**Written request:** Identify the lines bearing the string "filters" and gather them.
# Data shown start
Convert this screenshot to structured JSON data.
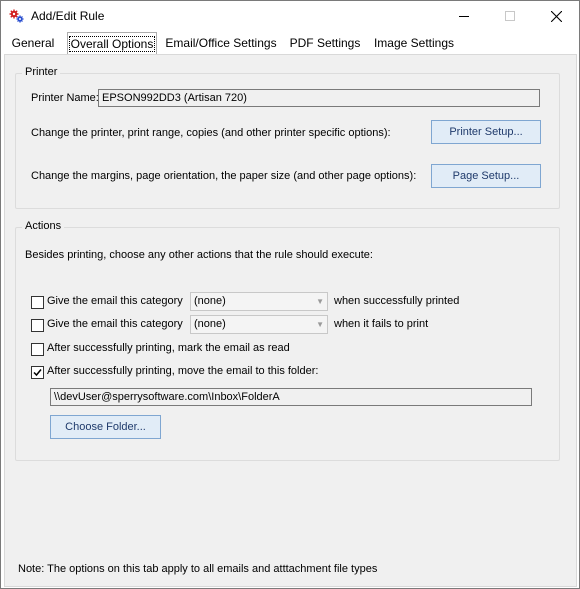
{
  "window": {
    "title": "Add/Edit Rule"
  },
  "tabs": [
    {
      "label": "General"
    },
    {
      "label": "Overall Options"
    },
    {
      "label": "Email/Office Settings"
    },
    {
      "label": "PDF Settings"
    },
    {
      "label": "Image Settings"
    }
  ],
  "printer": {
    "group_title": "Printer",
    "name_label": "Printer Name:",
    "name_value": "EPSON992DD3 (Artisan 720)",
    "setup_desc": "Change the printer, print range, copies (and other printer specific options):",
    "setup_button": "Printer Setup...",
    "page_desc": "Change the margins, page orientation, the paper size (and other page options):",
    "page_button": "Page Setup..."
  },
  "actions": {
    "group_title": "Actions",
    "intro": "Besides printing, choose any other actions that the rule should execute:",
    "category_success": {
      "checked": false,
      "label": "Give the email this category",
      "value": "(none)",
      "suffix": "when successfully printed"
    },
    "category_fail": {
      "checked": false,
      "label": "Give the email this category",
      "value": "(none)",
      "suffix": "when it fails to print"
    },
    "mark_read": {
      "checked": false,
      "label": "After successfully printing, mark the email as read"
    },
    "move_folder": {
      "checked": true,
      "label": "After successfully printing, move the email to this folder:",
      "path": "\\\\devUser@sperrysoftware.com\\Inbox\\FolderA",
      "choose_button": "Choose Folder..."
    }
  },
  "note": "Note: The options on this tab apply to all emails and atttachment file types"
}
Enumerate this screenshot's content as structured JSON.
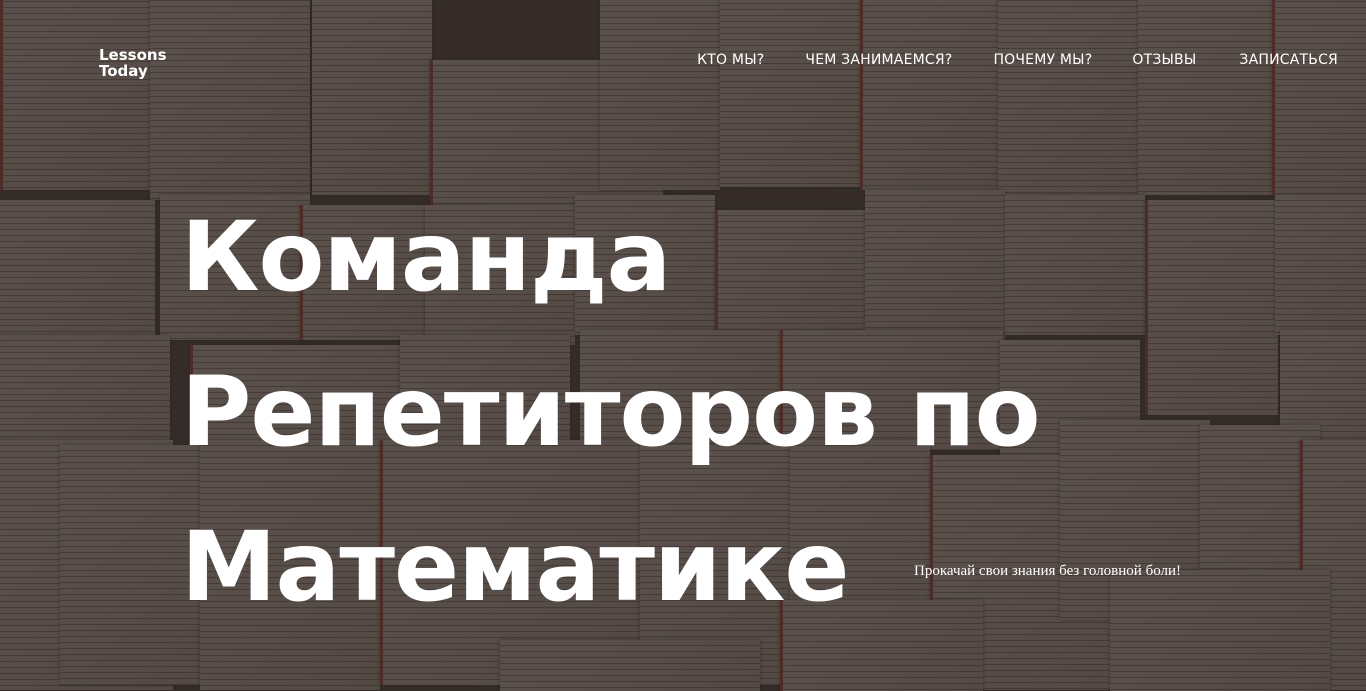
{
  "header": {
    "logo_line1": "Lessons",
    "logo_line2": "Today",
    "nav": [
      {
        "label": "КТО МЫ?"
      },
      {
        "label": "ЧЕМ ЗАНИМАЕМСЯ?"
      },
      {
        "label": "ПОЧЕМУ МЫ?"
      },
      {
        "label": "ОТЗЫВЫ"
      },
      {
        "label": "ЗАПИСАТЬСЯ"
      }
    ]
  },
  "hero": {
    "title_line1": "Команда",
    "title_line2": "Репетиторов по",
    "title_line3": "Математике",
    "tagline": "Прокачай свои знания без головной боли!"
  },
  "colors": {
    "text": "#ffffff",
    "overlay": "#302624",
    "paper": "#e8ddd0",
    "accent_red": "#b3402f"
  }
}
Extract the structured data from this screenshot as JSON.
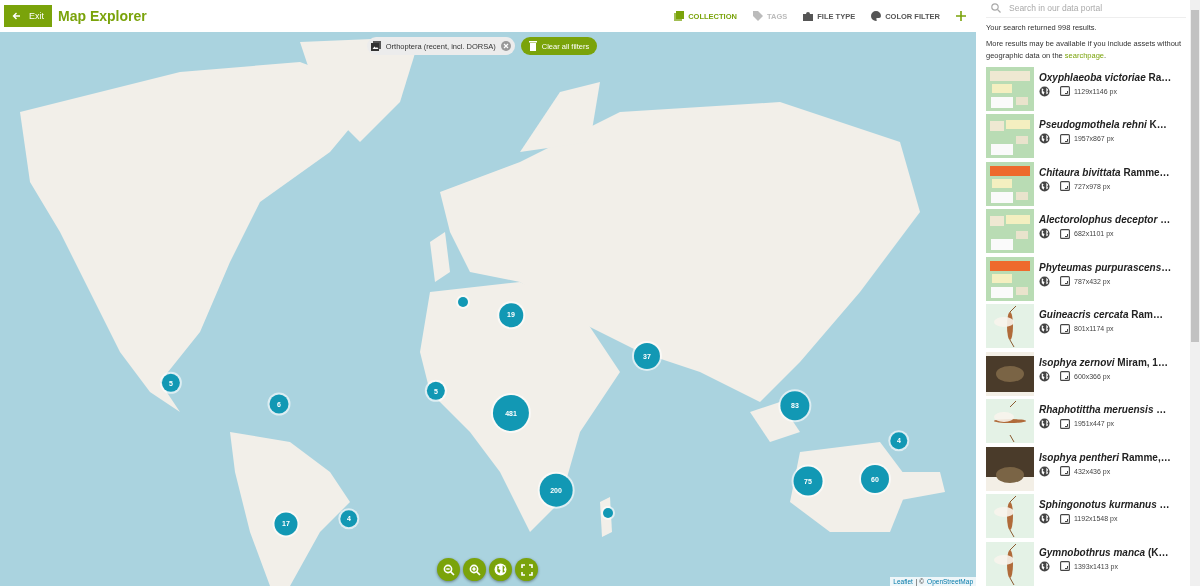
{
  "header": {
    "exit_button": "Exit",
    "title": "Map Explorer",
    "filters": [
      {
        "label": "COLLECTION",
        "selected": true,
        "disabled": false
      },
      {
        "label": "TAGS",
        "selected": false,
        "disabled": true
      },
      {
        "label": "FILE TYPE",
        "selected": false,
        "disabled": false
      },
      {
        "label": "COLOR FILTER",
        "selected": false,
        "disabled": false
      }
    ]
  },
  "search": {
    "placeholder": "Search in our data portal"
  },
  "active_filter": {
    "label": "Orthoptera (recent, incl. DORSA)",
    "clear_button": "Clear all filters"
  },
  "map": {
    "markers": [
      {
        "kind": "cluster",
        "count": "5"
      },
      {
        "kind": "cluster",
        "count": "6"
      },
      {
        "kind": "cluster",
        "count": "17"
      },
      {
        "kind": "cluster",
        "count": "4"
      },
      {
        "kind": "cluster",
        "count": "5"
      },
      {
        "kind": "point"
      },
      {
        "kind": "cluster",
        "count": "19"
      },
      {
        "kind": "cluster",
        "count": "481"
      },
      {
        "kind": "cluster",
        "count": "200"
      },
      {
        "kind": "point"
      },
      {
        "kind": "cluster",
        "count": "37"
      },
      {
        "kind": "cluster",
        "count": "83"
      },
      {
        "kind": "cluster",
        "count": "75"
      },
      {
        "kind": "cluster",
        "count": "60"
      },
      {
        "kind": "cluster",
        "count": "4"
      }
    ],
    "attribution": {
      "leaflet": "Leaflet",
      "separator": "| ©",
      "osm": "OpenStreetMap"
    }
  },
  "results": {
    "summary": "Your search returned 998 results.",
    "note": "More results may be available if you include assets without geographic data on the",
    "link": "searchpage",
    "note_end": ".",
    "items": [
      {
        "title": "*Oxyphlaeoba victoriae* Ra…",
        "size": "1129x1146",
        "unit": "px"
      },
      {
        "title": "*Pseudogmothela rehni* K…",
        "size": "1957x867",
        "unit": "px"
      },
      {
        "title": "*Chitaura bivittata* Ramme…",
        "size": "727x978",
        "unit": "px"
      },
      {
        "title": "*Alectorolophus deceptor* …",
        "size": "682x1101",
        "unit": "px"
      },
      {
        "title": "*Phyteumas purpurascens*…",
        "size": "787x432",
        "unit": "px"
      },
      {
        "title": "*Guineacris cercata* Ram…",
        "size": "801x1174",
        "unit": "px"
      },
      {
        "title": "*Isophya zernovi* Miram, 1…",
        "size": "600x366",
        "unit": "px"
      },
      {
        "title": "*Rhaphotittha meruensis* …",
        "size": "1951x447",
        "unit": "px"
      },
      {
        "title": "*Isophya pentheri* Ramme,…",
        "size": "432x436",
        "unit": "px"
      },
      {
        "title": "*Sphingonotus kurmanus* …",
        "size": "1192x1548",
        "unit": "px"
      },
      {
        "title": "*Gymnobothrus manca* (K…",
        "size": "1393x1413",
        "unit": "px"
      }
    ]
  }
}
# Data shown end
# Data shown start
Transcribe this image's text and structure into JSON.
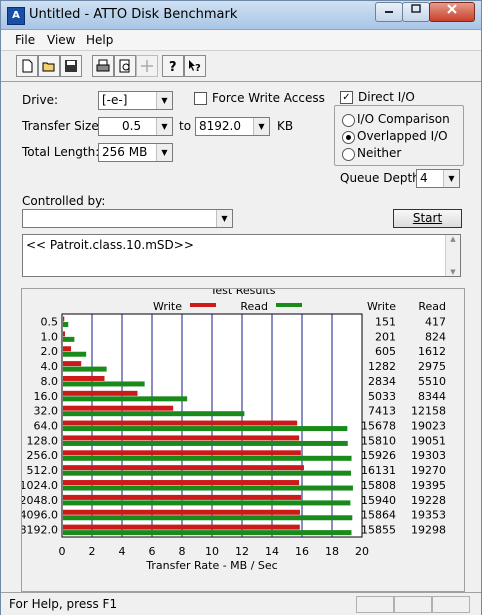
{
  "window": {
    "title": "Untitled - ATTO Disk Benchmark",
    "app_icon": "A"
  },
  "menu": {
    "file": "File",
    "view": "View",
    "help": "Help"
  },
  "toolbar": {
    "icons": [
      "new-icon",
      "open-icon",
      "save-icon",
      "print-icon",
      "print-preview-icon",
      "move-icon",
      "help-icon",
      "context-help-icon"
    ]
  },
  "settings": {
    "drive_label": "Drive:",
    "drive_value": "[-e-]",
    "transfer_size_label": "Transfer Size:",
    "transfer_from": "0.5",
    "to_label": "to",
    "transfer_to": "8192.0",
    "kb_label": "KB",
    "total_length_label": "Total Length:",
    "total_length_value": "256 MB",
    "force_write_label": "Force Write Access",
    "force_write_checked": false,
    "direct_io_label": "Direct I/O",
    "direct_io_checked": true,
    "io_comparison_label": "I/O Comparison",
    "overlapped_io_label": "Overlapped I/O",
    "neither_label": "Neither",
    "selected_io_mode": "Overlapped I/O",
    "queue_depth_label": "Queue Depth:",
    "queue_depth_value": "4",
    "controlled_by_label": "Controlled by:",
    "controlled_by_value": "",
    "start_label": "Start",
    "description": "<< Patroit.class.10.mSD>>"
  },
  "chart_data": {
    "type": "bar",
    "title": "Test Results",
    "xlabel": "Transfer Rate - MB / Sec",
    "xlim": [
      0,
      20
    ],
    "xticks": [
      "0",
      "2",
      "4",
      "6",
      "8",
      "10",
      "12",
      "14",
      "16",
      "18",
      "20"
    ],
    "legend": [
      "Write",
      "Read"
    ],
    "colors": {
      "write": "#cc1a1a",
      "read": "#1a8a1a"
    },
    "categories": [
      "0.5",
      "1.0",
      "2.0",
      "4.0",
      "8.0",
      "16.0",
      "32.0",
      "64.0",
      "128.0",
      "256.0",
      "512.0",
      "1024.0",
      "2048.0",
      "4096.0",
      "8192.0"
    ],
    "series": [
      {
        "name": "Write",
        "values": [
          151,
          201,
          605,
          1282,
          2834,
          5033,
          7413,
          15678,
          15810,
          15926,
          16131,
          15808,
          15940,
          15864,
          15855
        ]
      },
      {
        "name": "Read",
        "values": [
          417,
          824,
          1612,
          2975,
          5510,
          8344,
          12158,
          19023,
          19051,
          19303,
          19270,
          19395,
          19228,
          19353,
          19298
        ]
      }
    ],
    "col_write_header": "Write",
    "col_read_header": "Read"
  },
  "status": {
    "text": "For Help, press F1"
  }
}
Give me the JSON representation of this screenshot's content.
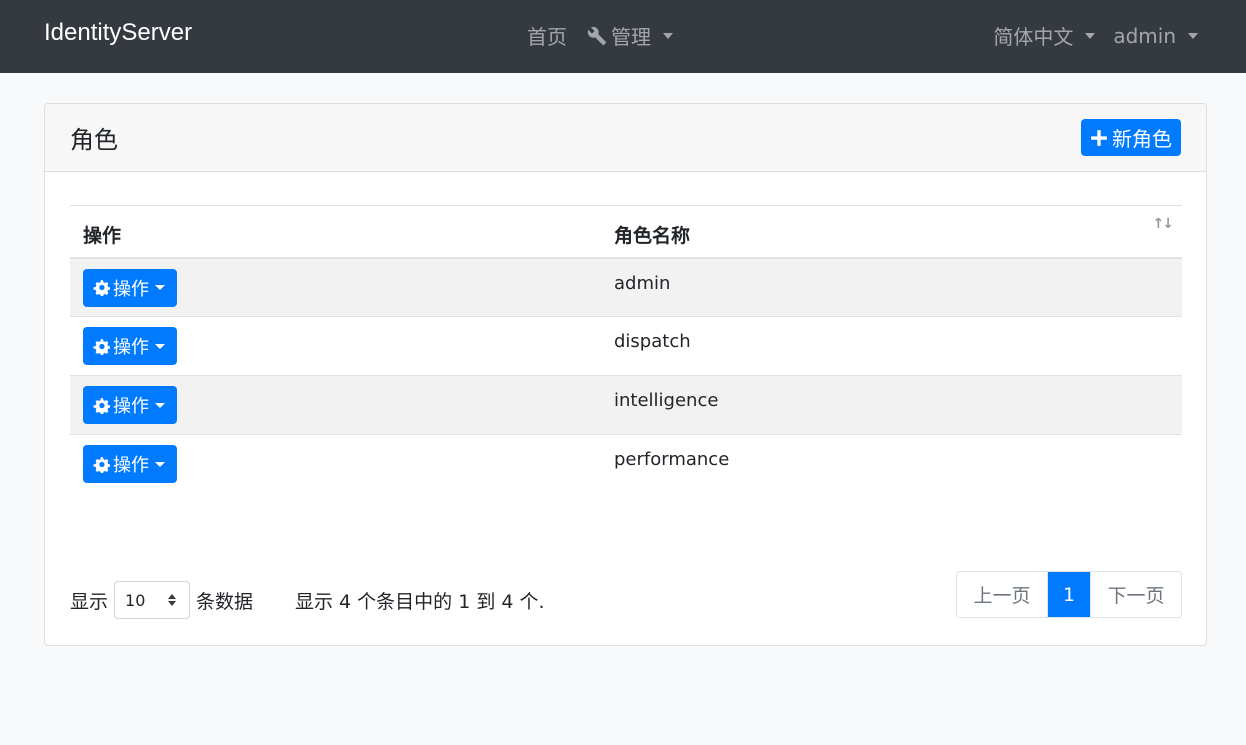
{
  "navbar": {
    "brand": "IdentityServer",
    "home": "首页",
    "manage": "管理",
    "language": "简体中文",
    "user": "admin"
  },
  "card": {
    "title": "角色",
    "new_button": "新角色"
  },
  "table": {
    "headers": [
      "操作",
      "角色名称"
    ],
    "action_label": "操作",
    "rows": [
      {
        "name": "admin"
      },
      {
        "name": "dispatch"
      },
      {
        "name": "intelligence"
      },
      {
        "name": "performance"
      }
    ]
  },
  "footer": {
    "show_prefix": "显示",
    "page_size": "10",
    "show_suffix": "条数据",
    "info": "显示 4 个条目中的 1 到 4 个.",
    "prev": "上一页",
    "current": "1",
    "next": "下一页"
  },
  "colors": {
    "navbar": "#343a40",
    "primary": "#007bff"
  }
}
# Data shown end
**Reply:**
    "filters": [
    "clear_button": "Clear all filters"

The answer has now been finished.